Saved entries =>
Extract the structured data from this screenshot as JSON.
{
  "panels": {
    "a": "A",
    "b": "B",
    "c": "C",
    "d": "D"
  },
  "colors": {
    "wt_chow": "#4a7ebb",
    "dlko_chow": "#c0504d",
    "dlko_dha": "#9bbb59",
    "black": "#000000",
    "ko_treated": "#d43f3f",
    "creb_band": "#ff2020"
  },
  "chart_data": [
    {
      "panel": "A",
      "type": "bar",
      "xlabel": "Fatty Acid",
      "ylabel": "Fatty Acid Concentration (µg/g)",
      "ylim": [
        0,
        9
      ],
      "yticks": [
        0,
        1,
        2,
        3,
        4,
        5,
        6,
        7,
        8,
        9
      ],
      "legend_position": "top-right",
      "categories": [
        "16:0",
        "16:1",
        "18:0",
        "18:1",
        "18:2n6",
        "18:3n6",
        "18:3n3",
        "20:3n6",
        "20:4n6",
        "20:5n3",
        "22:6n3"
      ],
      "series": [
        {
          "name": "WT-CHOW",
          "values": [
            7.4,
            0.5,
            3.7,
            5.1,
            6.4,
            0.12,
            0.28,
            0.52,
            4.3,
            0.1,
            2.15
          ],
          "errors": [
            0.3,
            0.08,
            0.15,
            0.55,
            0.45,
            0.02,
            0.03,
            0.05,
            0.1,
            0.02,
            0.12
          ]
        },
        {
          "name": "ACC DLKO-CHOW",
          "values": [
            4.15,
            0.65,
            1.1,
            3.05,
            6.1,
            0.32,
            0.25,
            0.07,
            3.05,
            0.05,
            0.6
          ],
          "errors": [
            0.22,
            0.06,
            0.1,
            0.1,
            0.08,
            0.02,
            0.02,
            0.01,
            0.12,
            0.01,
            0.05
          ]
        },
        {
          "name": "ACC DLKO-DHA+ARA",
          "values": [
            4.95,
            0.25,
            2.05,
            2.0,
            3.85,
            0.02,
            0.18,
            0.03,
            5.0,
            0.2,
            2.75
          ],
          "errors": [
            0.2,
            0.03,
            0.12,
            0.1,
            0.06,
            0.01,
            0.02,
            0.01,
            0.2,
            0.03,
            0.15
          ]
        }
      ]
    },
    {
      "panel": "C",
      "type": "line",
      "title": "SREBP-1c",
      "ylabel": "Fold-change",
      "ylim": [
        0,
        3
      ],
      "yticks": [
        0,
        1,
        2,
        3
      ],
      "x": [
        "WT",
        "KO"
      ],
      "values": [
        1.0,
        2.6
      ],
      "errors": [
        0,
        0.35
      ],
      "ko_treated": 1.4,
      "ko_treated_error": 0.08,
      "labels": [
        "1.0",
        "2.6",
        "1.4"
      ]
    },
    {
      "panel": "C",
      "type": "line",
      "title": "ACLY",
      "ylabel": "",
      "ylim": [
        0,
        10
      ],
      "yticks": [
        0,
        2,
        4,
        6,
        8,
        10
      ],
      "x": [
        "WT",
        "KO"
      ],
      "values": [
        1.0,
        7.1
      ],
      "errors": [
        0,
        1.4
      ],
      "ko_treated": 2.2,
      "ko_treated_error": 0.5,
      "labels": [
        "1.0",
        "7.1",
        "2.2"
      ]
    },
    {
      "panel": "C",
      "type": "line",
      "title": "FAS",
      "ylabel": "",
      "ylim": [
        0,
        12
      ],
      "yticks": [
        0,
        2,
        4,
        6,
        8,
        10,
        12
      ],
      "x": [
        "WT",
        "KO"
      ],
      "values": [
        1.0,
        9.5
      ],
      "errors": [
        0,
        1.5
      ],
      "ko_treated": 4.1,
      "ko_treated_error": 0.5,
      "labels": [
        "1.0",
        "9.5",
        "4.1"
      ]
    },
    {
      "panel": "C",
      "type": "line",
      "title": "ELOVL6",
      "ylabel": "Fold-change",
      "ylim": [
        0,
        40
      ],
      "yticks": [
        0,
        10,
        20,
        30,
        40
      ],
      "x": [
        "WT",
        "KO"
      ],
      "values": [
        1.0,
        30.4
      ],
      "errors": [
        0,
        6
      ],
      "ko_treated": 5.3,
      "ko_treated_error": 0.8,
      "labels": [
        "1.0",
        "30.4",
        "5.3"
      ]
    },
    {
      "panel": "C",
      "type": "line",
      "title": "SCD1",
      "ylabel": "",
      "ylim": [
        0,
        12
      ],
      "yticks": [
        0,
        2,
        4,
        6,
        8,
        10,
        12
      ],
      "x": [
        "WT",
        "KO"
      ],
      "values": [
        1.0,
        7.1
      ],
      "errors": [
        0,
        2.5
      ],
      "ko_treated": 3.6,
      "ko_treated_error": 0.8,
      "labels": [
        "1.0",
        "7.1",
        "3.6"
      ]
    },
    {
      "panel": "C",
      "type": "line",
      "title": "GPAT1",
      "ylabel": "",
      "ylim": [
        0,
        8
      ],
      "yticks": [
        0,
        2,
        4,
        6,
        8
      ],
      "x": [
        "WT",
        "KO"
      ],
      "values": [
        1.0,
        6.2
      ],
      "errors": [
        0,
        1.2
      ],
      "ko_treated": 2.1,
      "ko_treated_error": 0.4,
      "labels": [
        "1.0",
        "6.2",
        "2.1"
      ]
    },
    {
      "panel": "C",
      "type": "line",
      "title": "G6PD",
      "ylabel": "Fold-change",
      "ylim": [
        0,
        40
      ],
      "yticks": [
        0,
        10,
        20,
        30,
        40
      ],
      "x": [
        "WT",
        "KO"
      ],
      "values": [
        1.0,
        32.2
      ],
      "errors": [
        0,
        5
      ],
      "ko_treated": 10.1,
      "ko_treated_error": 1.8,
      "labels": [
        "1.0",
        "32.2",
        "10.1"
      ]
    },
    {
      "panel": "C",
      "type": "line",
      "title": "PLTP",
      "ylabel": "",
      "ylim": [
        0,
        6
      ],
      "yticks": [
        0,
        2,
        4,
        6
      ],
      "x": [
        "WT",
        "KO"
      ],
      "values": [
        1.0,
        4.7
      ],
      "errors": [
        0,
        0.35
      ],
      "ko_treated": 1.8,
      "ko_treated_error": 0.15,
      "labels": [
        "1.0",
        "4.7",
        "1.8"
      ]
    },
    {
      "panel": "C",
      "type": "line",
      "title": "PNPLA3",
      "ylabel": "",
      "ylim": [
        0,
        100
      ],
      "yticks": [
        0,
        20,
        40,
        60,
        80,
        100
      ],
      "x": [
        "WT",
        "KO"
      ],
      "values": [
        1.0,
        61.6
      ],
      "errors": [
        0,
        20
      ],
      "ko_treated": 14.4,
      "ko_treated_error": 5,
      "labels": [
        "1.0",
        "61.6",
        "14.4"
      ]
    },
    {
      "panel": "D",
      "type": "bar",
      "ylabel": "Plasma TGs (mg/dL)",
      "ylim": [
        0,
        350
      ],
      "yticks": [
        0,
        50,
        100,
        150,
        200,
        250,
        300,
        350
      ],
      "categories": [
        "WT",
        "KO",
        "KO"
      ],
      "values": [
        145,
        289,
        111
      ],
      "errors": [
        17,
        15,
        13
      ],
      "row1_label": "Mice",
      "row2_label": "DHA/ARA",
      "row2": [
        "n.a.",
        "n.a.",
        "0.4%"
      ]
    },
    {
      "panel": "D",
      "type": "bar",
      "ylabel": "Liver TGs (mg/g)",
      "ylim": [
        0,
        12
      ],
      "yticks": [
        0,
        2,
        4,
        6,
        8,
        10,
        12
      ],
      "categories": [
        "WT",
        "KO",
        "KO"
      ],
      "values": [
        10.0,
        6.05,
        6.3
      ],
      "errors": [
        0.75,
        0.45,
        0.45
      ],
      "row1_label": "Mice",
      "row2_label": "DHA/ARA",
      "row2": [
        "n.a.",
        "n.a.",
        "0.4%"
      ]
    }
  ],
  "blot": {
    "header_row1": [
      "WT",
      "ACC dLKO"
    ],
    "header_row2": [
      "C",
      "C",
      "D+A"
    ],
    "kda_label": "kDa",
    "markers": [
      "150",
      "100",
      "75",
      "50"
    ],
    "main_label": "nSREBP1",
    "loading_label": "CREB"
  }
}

DIRECTIONS => Search the records for the word "title" and copy every line where it occurs.

EXERCISE RESULT =>
      "title": "SREBP-1c",
      "title": "ACLY",
      "title": "FAS",
      "title": "ELOVL6",
      "title": "SCD1",
      "title": "GPAT1",
      "title": "G6PD",
      "title": "PLTP",
      "title": "PNPLA3",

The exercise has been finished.